**Vorliegender Text**

# Bildschirm links hell, rechts dunkel



## Fips80 (6. August 2019)

Hallo.

Ich habe seit kurzem das Problem das mein Monitor links hell und rechts dunkler ist.
Genau in der Mitte. eine schöne Linie.
Woran könnte das liegen bzw. kann ich das was tun.
Kann es an der Graka liegen?

Monitor ist ein https://smile.amazon.de/gp/product/B00261VAMI/ref=ppx_yo_dt_b_search_asin_image?ie=UTF8&psc=1
von 2009.
Ist schon alt ich weis

Vieleicht kann wer helfen.
Sonst muss halt ein neuer Monitor her.


----------



## Piep00 (6. August 2019)

In diesem Fall würde ich zuerst das Kabel tauschen und dann noch ein anderes Gerät probieren, damit ich sicher sein kann, dass es der Monitor ist. Vielleicht lädst du mal ein Bild hoch, damit man das besser einschätzen kann. Könnte ja ebenso von der Grafikkarte stammen.


----------



## Fips80 (6. August 2019)

Dieser Inhalt steht nur eingeloggten Mitgliedern zur Verfügung.
        




			Dieser Inhalt steht nur eingeloggten Mitgliedern zur Verfügung.
        



Bitte sehr.
Ich hoffe man kann es erkennen.


----------



## Piep00 (6. August 2019)

Das ist sogar deutlicher als ich dachte. Hast du den Bildschirm an einem anderen Gerät angeschlossen, mit einem anderen Kabel? Wenn du das Monitormenü aufrufst, existiert diese Trennlinie ebenfalls?

**Angezeigte Einträge**
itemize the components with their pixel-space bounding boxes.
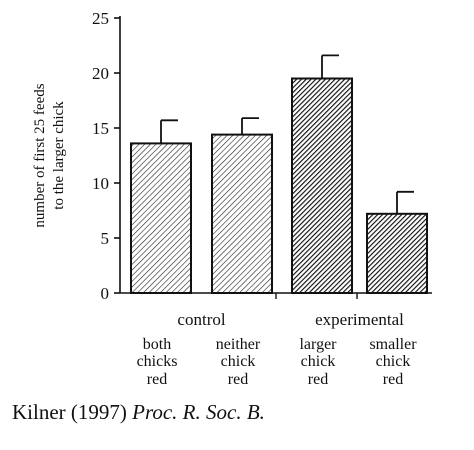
y-axis-label-line: to the larger chick [51, 101, 67, 210]
bar-labels: bothchicksredneitherchickredlargerchickr… [137, 336, 418, 388]
bar-label-line: both [143, 336, 171, 353]
bar-label-line: chicks [137, 353, 178, 370]
bar-label-line: red [308, 371, 328, 388]
y-axis-label-line: number of first 25 feeds [32, 83, 48, 227]
y-tick-label: 10 [92, 174, 109, 193]
group-label: experimental [315, 310, 404, 329]
group-labels: control experimental [177, 310, 404, 329]
group-label: control [177, 310, 225, 329]
citation-authors: Kilner (1997) [12, 400, 127, 424]
bar-label-line: larger [299, 336, 337, 353]
y-axis-label: number of first 25 feeds to the larger ch… [32, 83, 67, 227]
bar [211, 133, 273, 294]
y-tick-label: 20 [92, 64, 109, 83]
citation: Kilner (1997) Proc. R. Soc. B. [12, 400, 265, 425]
bar-label-line: neither [216, 336, 261, 353]
y-tick-label: 5 [101, 229, 110, 248]
bar-label-line: red [228, 371, 248, 388]
y-tick-label: 15 [92, 119, 109, 138]
bar [130, 142, 192, 294]
y-tick-label: 0 [101, 284, 110, 303]
x-axis [120, 292, 432, 299]
bar-label-line: chick [376, 353, 411, 370]
bar-label-line: smaller [369, 336, 417, 353]
bars [130, 54, 428, 294]
bar [366, 212, 428, 294]
bar-label-line: red [383, 371, 403, 388]
bar-chart: number of first 25 feeds to the larger ch… [32, 9, 432, 388]
y-axis: 0 5 10 15 20 25 [92, 9, 121, 303]
bar-label-line: red [147, 371, 167, 388]
bar-label-line: chick [221, 353, 256, 370]
bar-label-line: chick [301, 353, 336, 370]
bar [291, 77, 353, 294]
citation-journal: Proc. R. Soc. B. [132, 400, 265, 424]
y-tick-label: 25 [92, 9, 109, 28]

**Aufgabe stellen A**
Aus welchem Jahr stammt laut dem Forenthread der Monitor von Fips80?
**Aufgabe stellen B**
Übertrage aus dem Forenthread wortgetreu den Abschnitt zwischen „# Bildschirm links“ und „rechts dunkler ist.“, beide einschließlich.
Die Auflistung steht in keinem Zusammenhang mit dem Forenthread.

**Vollständige Ausgabe A**
Aus dem Jahr 2009.

**Vollständige Ausgabe B**
# Bildschirm links hell, rechts dunkel



## Fips80 (6. August 2019)

Hallo.

Ich habe seit kurzem das Problem das mein Monitor links hell und rechts dunkler ist.